Figure contents as structured data:
- - -

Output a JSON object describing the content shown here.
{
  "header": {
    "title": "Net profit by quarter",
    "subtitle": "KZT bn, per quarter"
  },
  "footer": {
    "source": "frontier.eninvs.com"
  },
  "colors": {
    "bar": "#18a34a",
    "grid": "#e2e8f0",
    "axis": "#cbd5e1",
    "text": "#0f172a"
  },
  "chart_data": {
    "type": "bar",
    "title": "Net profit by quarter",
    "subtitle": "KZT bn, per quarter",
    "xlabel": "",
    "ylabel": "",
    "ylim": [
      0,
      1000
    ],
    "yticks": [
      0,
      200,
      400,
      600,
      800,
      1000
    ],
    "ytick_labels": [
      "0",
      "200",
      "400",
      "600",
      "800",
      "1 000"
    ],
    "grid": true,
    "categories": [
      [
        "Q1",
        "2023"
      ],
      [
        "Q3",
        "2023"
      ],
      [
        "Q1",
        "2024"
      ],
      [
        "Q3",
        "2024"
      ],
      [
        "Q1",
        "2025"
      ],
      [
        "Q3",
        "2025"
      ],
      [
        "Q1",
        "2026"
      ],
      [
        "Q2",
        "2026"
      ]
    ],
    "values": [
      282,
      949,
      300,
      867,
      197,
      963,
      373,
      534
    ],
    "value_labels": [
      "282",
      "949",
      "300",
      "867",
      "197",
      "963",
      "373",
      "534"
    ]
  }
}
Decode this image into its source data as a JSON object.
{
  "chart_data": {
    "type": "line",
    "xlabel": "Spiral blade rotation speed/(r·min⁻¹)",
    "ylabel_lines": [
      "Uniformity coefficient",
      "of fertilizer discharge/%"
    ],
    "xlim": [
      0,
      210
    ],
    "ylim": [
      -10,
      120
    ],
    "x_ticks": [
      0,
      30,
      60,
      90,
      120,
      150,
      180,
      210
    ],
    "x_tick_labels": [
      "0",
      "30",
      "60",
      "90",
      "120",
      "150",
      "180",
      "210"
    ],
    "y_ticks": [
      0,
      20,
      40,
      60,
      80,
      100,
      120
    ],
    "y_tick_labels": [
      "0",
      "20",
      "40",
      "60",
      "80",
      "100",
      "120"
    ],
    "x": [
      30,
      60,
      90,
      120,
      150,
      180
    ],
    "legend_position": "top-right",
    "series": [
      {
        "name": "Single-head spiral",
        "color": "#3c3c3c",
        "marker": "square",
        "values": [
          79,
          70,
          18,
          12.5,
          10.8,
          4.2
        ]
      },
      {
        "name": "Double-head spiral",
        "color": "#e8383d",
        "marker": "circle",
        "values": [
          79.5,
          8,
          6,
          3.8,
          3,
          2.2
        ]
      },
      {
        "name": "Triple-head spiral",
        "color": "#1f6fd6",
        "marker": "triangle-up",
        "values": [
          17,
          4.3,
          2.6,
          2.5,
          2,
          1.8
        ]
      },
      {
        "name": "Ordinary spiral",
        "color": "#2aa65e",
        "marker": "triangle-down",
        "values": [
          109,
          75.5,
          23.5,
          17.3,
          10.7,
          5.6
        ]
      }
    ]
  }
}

- - -

### PROMPT
What is the number of lines in the data that hold the string "triangle"? Answer with the number only.

### CORRECT ANSWER
2